— Exercise instructions —
Would you transcribe the listing that follows, character for character, and omit its images?

— Excerpted records —
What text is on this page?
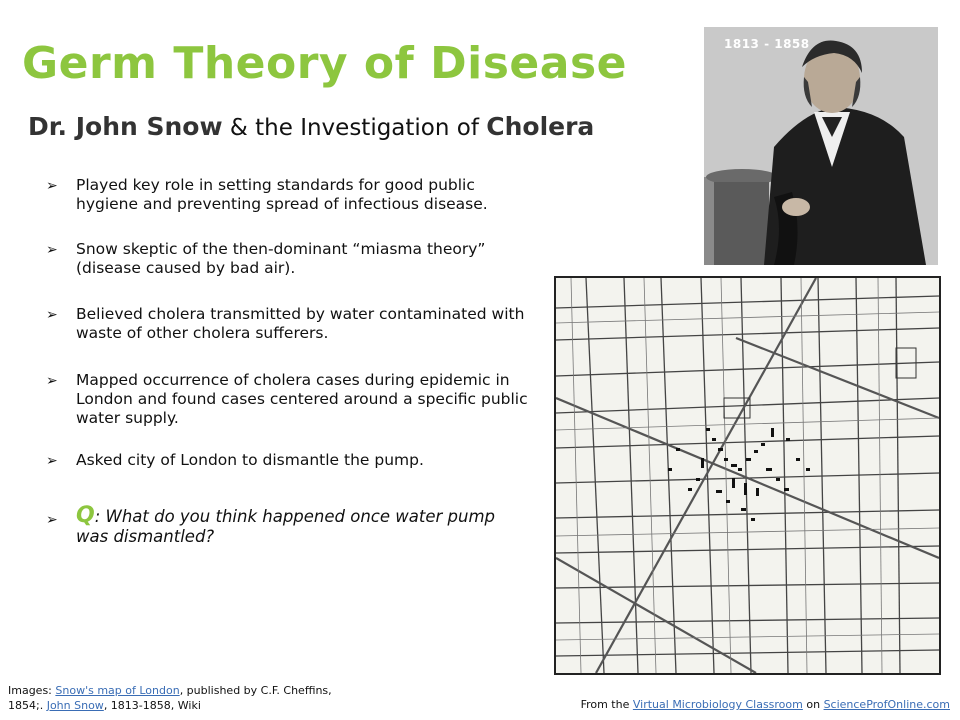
Germ Theory of Disease
Dr. John Snow & the Investigation of Cholera
➢ Played key role in setting standards for good public hygiene and preventing spread of infectious disease.
➢ Snow skeptic of the then-dominant “miasma theory” (disease caused by bad air).
➢ Believed cholera transmitted by water contaminated with waste of other cholera sufferers.
➢ Mapped occurrence of cholera cases during epidemic in London and found cases centered around a specific public water supply.
➢ Asked city of London to dismantle the pump.
➢ Q: What do you think happened once water pump was dismantled?
1813 - 1858
Images: Snow's map of London, published by C.F. Cheffins, 1854;. John Snow, 1813-1858, Wiki	From the Virtual Microbiology Classroom on ScienceProfOnline.com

— Solution to the exercise —
What text is on this page?
Germ Theory of Disease
Dr. John Snow & the Investigation of Cholera
➢ Played key role in setting standards for good public hygiene and preventing spread of infectious disease.
➢ Snow skeptic of the then-dominant “miasma theory” (disease caused by bad air).
➢ Believed cholera transmitted by water contaminated with waste of other cholera sufferers.
➢ Mapped occurrence of cholera cases during epidemic in London and found cases centered around a specific public water supply.
➢ Asked city of London to dismantle the pump.
➢ Q: What do you think happened once water pump was dismantled?
1813 - 1858
Images: Snow's map of London, published by C.F. Cheffins, 1854;. John Snow, 1813-1858, Wiki	From the Virtual Microbiology Classroom on ScienceProfOnline.com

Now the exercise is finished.